Records of where elements appear:

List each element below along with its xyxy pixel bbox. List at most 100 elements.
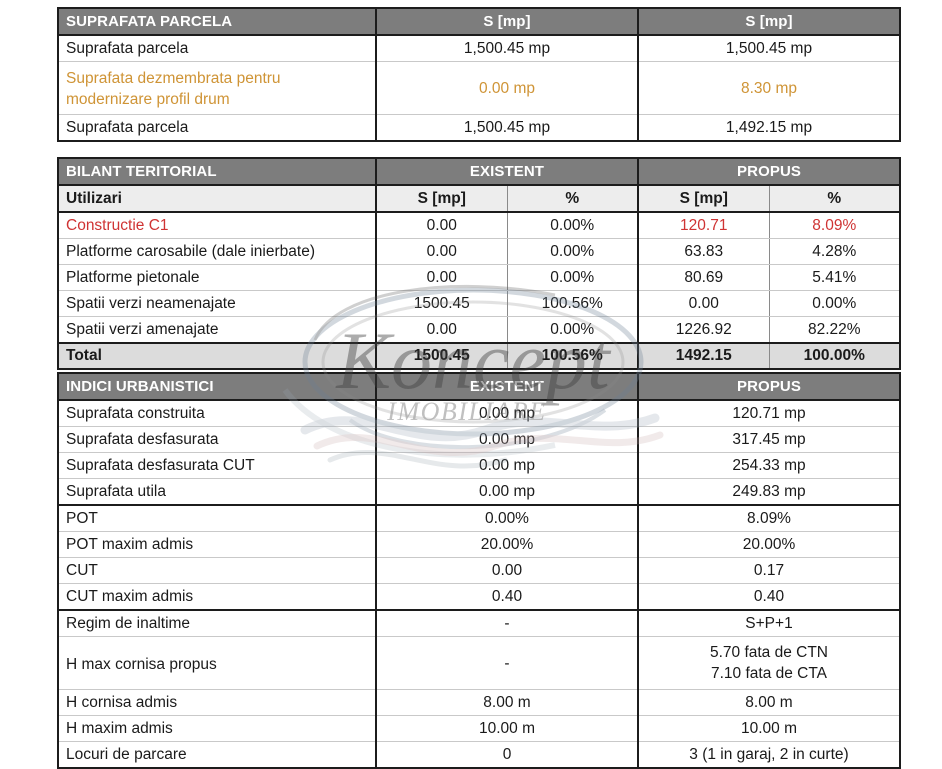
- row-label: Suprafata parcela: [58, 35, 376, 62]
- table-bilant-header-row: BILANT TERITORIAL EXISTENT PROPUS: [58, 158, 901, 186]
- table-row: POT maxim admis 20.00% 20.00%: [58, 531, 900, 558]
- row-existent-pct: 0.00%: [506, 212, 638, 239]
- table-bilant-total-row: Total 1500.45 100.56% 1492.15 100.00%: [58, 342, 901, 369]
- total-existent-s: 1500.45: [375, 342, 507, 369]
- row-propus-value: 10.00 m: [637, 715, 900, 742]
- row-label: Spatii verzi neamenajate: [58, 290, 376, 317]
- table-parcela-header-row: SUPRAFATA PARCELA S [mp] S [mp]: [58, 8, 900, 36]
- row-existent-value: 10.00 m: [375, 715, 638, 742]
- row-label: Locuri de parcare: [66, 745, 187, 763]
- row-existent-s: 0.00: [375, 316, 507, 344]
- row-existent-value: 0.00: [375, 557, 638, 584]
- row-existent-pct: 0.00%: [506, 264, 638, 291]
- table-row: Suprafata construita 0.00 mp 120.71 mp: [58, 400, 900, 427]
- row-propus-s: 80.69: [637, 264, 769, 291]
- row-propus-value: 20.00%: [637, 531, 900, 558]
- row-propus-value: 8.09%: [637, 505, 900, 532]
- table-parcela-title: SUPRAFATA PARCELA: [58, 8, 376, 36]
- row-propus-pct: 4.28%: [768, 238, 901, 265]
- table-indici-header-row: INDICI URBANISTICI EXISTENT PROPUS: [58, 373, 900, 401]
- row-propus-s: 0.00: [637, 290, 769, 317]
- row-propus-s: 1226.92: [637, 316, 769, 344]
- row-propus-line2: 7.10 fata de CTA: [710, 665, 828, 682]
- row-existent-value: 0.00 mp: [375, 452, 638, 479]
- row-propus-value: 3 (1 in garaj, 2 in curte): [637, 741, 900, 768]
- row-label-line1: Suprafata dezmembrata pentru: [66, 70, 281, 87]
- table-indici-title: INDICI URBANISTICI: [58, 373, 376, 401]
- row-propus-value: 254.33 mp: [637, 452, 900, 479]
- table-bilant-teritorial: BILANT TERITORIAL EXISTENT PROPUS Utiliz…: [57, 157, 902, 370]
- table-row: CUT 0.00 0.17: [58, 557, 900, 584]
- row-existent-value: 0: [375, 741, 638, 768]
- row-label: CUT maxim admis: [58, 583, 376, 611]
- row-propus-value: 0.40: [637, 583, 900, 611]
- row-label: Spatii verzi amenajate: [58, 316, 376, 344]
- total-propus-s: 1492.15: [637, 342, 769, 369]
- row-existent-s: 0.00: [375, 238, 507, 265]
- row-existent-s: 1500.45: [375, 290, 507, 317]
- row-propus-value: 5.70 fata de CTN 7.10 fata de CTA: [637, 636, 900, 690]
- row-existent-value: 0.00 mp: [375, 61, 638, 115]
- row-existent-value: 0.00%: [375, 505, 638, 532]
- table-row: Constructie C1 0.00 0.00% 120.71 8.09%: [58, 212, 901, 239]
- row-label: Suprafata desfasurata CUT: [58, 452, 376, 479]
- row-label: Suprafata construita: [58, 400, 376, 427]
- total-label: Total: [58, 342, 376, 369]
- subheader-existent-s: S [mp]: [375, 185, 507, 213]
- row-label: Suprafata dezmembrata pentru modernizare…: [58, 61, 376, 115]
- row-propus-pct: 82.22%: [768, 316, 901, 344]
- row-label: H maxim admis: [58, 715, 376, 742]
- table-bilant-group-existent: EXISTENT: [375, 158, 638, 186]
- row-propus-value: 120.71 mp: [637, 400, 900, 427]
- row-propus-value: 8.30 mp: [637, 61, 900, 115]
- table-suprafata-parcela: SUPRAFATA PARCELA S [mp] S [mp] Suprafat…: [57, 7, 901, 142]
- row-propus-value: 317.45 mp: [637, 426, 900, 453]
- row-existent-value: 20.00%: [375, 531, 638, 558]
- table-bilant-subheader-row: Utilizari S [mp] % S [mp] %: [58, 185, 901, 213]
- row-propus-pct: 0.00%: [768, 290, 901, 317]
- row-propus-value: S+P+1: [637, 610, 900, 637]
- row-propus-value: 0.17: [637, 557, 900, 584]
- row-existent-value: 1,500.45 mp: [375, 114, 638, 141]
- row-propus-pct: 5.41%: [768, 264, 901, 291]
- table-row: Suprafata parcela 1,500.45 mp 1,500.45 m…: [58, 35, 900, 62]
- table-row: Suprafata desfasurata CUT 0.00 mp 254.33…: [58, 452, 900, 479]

WHAT TO WORK ON
Reproduce the part of the entries that opens with the line containing "- row-label: Suprafata parcela: [58, 35, 376, 62]" and closes with the line containing "- table-parcela-header-row: SUPRAFATA", including both of those lines.

OUTPUT OF THE EXERCISE
- row-label: Suprafata parcela: [58, 35, 376, 62]
- table-bilant-header-row: BILANT TERITORIAL EXISTENT PROPUS: [58, 158, 901, 186]
- table-row: POT maxim admis 20.00% 20.00%: [58, 531, 900, 558]
- row-existent-pct: 0.00%: [506, 212, 638, 239]
- table-bilant-total-row: Total 1500.45 100.56% 1492.15 100.00%: [58, 342, 901, 369]
- total-existent-s: 1500.45: [375, 342, 507, 369]
- row-propus-value: 10.00 m: [637, 715, 900, 742]
- row-label: Spatii verzi neamenajate: [58, 290, 376, 317]
- table-parcela-header-row: SUPRAFATA PARCELA S [mp] S [mp]: [58, 8, 900, 36]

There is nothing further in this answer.